--- begin ---
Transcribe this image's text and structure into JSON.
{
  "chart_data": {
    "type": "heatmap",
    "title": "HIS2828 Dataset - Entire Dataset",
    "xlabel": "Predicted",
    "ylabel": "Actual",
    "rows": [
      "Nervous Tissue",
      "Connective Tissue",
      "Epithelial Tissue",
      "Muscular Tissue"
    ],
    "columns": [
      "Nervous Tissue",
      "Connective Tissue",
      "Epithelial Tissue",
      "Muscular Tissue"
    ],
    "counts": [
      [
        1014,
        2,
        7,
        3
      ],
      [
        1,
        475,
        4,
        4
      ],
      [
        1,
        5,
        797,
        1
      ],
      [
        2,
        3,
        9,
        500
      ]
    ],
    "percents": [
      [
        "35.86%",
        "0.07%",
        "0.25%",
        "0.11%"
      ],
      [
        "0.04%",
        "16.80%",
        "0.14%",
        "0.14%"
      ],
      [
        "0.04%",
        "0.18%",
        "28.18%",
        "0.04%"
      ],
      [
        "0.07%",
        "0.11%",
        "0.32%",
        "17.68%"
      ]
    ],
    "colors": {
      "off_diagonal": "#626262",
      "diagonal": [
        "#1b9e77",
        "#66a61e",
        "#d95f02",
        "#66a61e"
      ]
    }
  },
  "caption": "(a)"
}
--- end ---
**What is expected**
Word for word, write out all of the data above.

**Reply to the task**
Transcribe this image's text and structure into JSON.
{
  "chart_data": {
    "type": "heatmap",
    "title": "HIS2828 Dataset - Entire Dataset",
    "xlabel": "Predicted",
    "ylabel": "Actual",
    "rows": [
      "Nervous Tissue",
      "Connective Tissue",
      "Epithelial Tissue",
      "Muscular Tissue"
    ],
    "columns": [
      "Nervous Tissue",
      "Connective Tissue",
      "Epithelial Tissue",
      "Muscular Tissue"
    ],
    "counts": [
      [
        1014,
        2,
        7,
        3
      ],
      [
        1,
        475,
        4,
        4
      ],
      [
        1,
        5,
        797,
        1
      ],
      [
        2,
        3,
        9,
        500
      ]
    ],
    "percents": [
      [
        "35.86%",
        "0.07%",
        "0.25%",
        "0.11%"
      ],
      [
        "0.04%",
        "16.80%",
        "0.14%",
        "0.14%"
      ],
      [
        "0.04%",
        "0.18%",
        "28.18%",
        "0.04%"
      ],
      [
        "0.07%",
        "0.11%",
        "0.32%",
        "17.68%"
      ]
    ],
    "colors": {
      "off_diagonal": "#626262",
      "diagonal": [
        "#1b9e77",
        "#66a61e",
        "#d95f02",
        "#66a61e"
      ]
    }
  },
  "caption": "(a)"
}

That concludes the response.